Saved entries
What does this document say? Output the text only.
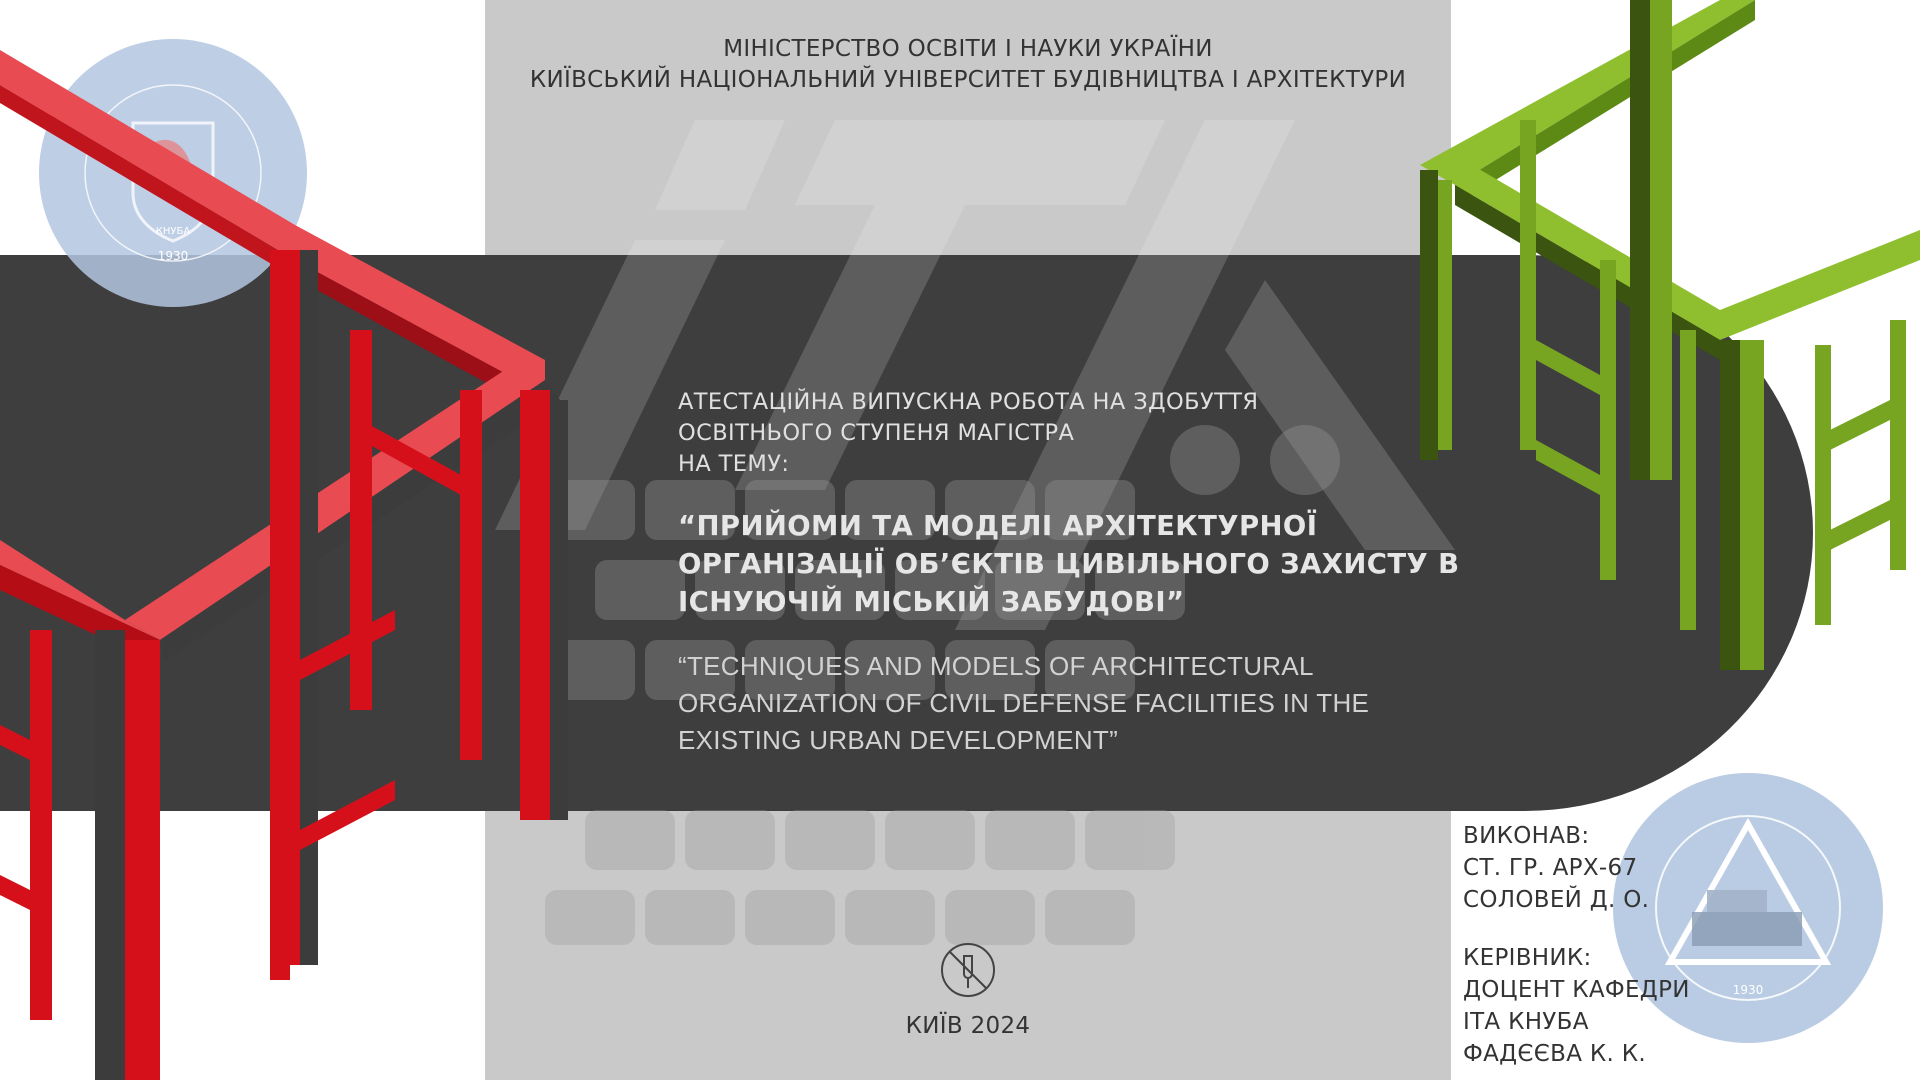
1930
КНУБА
МІНІСТЕРСТВО ОСВІТИ І НАУКИ УКРАЇНИ
КИЇВСЬКИЙ НАЦІОНАЛЬНИЙ УНІВЕРСИТЕТ БУДІВНИЦТВА І АРХІТЕКТУРИ
АТЕСТАЦІЙНА ВИПУСКНА РОБОТА НА ЗДОБУТТЯ
ОСВІТНЬОГО СТУПЕНЯ МАГІСТРА
НА ТЕМУ:
“ПРИЙОМИ ТА МОДЕЛІ АРХІТЕКТУРНОЇ
ОРГАНІЗАЦІЇ ОБ’ЄКТІВ ЦИВІЛЬНОГО ЗАХИСТУ В
ІСНУЮЧІЙ МІСЬКІЙ ЗАБУДОВІ”
“TECHNIQUES AND MODELS OF ARCHITECTURAL
ORGANIZATION OF CIVIL DEFENSE FACILITIES IN THE
EXISTING URBAN DEVELOPMENT”
1930
ВИКОНАВ:
СТ. ГР. АРХ-67
СОЛОВЕЙ Д. О.
КЕРІВНИК:
ДОЦЕНТ КАФЕДРИ
ІТА КНУБА
ФАДЄЄВА К. К.
КИЇВ 2024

EXERCISE :: Return all of the data exactly as written, and drop the pictures.

SOLUTION FOR THIS EXERCISE ::
What does this document say? Output the text only.
1930
КНУБА
МІНІСТЕРСТВО ОСВІТИ І НАУКИ УКРАЇНИ
КИЇВСЬКИЙ НАЦІОНАЛЬНИЙ УНІВЕРСИТЕТ БУДІВНИЦТВА І АРХІТЕКТУРИ
АТЕСТАЦІЙНА ВИПУСКНА РОБОТА НА ЗДОБУТТЯ
ОСВІТНЬОГО СТУПЕНЯ МАГІСТРА
НА ТЕМУ:
“ПРИЙОМИ ТА МОДЕЛІ АРХІТЕКТУРНОЇ
ОРГАНІЗАЦІЇ ОБ’ЄКТІВ ЦИВІЛЬНОГО ЗАХИСТУ В
ІСНУЮЧІЙ МІСЬКІЙ ЗАБУДОВІ”
“TECHNIQUES AND MODELS OF ARCHITECTURAL
ORGANIZATION OF CIVIL DEFENSE FACILITIES IN THE
EXISTING URBAN DEVELOPMENT”
1930
ВИКОНАВ:
СТ. ГР. АРХ-67
СОЛОВЕЙ Д. О.
КЕРІВНИК:
ДОЦЕНТ КАФЕДРИ
ІТА КНУБА
ФАДЄЄВА К. К.
КИЇВ 2024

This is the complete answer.